[Dataset records]
--- Begin ---
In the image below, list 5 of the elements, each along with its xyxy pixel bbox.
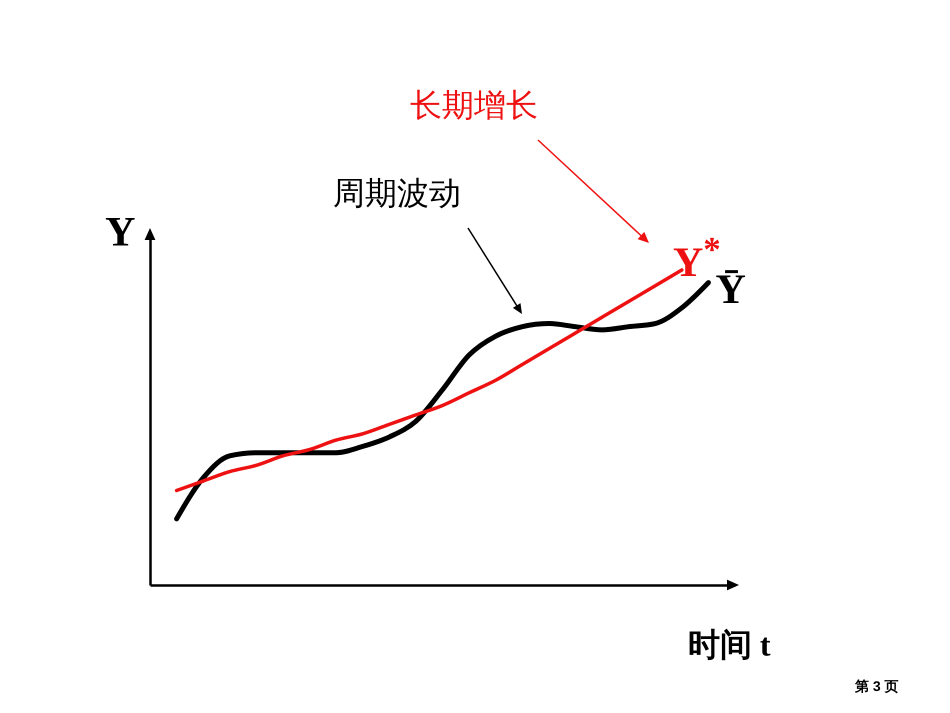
text: 长期增长 [410,86,538,125]
x-axis-title: 时间 t [688,626,771,662]
y-axis-title: Y [105,210,136,256]
text: 周期波动 [333,174,461,213]
text: 第 3 页 [855,678,899,696]
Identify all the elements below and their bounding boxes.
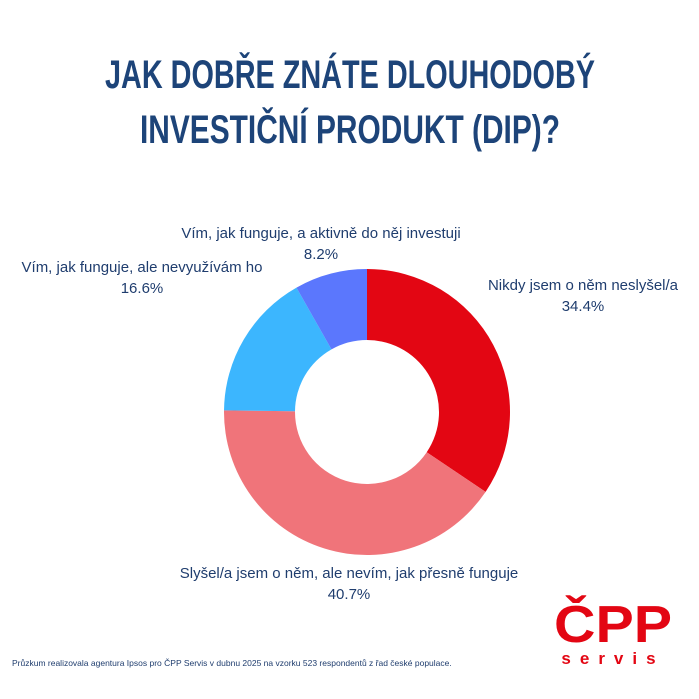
slice-label: Vím, jak funguje, a aktivně do něj inves… [181,225,460,242]
donut-slice [367,269,510,492]
chart-title: JAK DOBŘE ZNÁTE DLOUHODOBÝ [105,51,595,97]
logo-sub: servis [561,649,664,668]
slice-value: 40.7% [328,586,371,603]
slice-label: Slyšel/a jsem o něm, ale nevím, jak přes… [180,565,519,582]
slice-value: 34.4% [562,298,605,315]
logo: ČPP [554,595,672,654]
slice-label: Nikdy jsem o něm neslyšel/a [488,277,679,294]
donut-slice [296,269,367,350]
chart-title: INVESTIČNÍ PRODUKT (DIP)? [140,106,560,152]
donut-slice [224,410,486,556]
slice-value: 16.6% [121,280,164,297]
donut-slice [224,287,332,412]
slice-label: Vím, jak funguje, ale nevyužívám ho [22,259,263,276]
footnote: Průzkum realizovala agentura Ipsos pro Č… [12,658,452,668]
slice-value: 8.2% [304,246,338,263]
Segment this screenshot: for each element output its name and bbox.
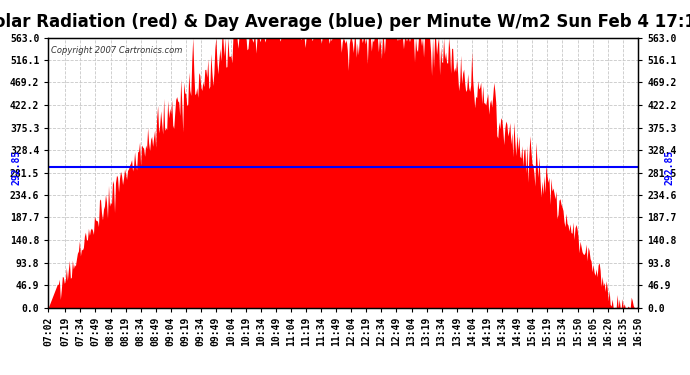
Text: 292.85: 292.85 [12, 149, 22, 184]
Text: Copyright 2007 Cartronics.com: Copyright 2007 Cartronics.com [51, 46, 183, 55]
Text: 292.85: 292.85 [664, 149, 675, 184]
Text: Solar Radiation (red) & Day Average (blue) per Minute W/m2 Sun Feb 4 17:12: Solar Radiation (red) & Day Average (blu… [0, 13, 690, 31]
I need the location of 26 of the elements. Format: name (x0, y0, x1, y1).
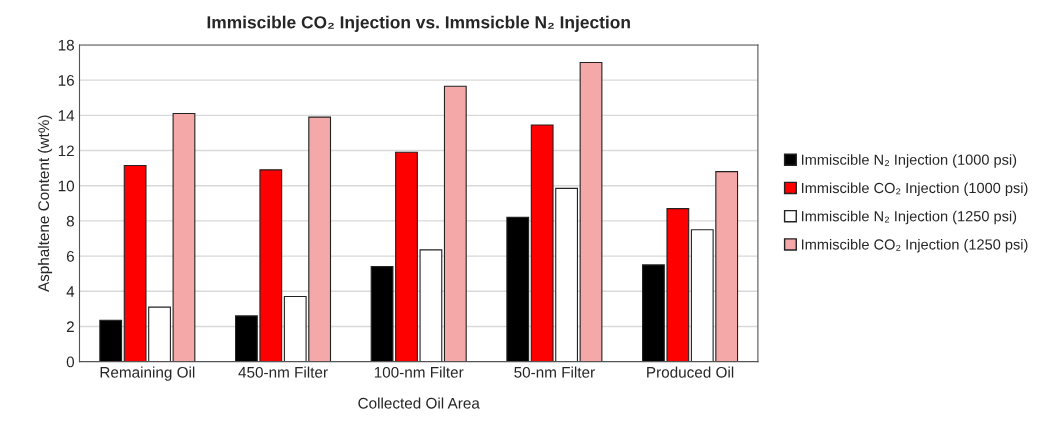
x-tick-label: 450-nm Filter (238, 366, 328, 378)
y-tick-label: 2 (66, 321, 74, 332)
x-axis-title: Collected Oil Area (358, 397, 480, 409)
y-tick-label: 6 (66, 250, 74, 262)
y-tick-label: 10 (58, 180, 75, 192)
chart-title: Immiscible CO₂ Injection vs. Immsicble N₂ Injection (207, 15, 630, 32)
bar (99, 319, 123, 362)
y-axis-title: Asphaltene Content (wt%) (37, 115, 53, 293)
legend-label: Immiscible CO₂ Injection (1000 psi) (801, 182, 1028, 197)
y-tick-label: 14 (58, 110, 75, 121)
x-tick-label: 100-nm Filter (374, 366, 464, 378)
legend-label: Immiscible N₂ Injection (1250 psi) (801, 210, 1017, 225)
y-tick-label: 16 (58, 75, 74, 86)
bar (579, 61, 603, 362)
y-tick-label: 4 (66, 286, 75, 297)
bar (443, 85, 467, 362)
legend-label: Immiscible CO₂ Injection (1250 psi) (801, 238, 1028, 253)
legend-label: Immiscible N₂ Injection (1000 psi) (801, 154, 1017, 168)
y-tick-label: 12 (58, 145, 74, 157)
y-tick-label: 18 (58, 39, 74, 51)
x-tick-label: 50-nm Filter (514, 366, 595, 378)
y-tick-label: 0 (66, 356, 75, 368)
x-tick-label: Remaining Oil (100, 366, 195, 381)
x-tick-label: Produced Oil (647, 366, 734, 378)
bar (506, 216, 530, 362)
y-tick-label: 8 (66, 215, 74, 227)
--- End ---
§ SHORT EXERCISE
Can you rewrite all the rows above, substituting "items" for every occurrence of "elements" and leaving everything else unchanged? Omit the pictures from your answer.

§ ANSWER BELOW
In the image below, list 5 of the items, each along with its xyxy pixel bbox.
text: 长期增长 [410,86,538,125]
x-axis-title: 时间 t [688,626,771,662]
y-axis-title: Y [105,210,136,256]
text: 周期波动 [333,174,461,213]
text: 第 3 页 [855,678,899,696]
Identify all the items below and their bounding boxes.
slice-label: Vím, jak funguje, a aktivně do něj inves… [181,225,460,242]
donut-slice [367,269,510,492]
chart-title: JAK DOBŘE ZNÁTE DLOUHODOBÝ [105,51,595,97]
logo-sub: servis [561,649,664,668]
slice-value: 40.7% [328,586,371,603]
slice-label: Slyšel/a jsem o něm, ale nevím, jak přes… [180,565,519,582]
slice-value: 34.4% [562,298,605,315]
logo: ČPP [554,595,672,654]
slice-label: Nikdy jsem o něm neslyšel/a [488,277,679,294]
donut-slice [296,269,367,350]
chart-title: INVESTIČNÍ PRODUKT (DIP)? [140,106,560,152]
donut-slice [224,410,486,556]
slice-value: 16.6% [121,280,164,297]
donut-slice [224,287,332,412]
slice-label: Vím, jak funguje, ale nevyužívám ho [22,259,263,276]
footnote: Průzkum realizovala agentura Ipsos pro Č… [12,658,452,668]
slice-value: 8.2% [304,246,338,263]
Segment this screenshot: for each element output its name and bbox.
Text: 292.85: 292.85 [12, 149, 22, 184]
Text: Copyright 2007 Cartronics.com: Copyright 2007 Cartronics.com [51, 46, 183, 55]
Text: 292.85: 292.85 [664, 149, 675, 184]
Text: Solar Radiation (red) & Day Average (blue) per Minute W/m2 Sun Feb 4 17:12: Solar Radiation (red) & Day Average (blu… [0, 13, 690, 31]
I need the location of 26 of the items. Format: name (x0, y0, x1, y1).
x-tick-label: 450-nm Filter (238, 366, 328, 378)
y-tick-label: 2 (66, 321, 74, 332)
x-axis-title: Collected Oil Area (358, 397, 480, 409)
y-tick-label: 6 (66, 250, 74, 262)
y-tick-label: 10 (58, 180, 75, 192)
chart-title: Immiscible CO₂ Injection vs. Immsicble N₂ Injection (207, 15, 630, 32)
bar (99, 319, 123, 362)
y-axis-title: Asphaltene Content (wt%) (37, 115, 53, 293)
legend-label: Immiscible CO₂ Injection (1000 psi) (801, 182, 1028, 197)
y-tick-label: 14 (58, 110, 75, 121)
x-tick-label: 100-nm Filter (374, 366, 464, 378)
legend-label: Immiscible N₂ Injection (1250 psi) (801, 210, 1017, 225)
y-tick-label: 16 (58, 75, 74, 86)
bar (579, 61, 603, 362)
y-tick-label: 4 (66, 286, 75, 297)
bar (443, 85, 467, 362)
legend-label: Immiscible CO₂ Injection (1250 psi) (801, 238, 1028, 253)
legend-label: Immiscible N₂ Injection (1000 psi) (801, 154, 1017, 168)
y-tick-label: 12 (58, 145, 74, 157)
y-tick-label: 18 (58, 39, 74, 51)
x-tick-label: 50-nm Filter (514, 366, 595, 378)
y-tick-label: 0 (66, 356, 75, 368)
x-tick-label: Remaining Oil (100, 366, 195, 381)
x-tick-label: Produced Oil (647, 366, 734, 378)
bar (506, 216, 530, 362)
y-tick-label: 8 (66, 215, 74, 227)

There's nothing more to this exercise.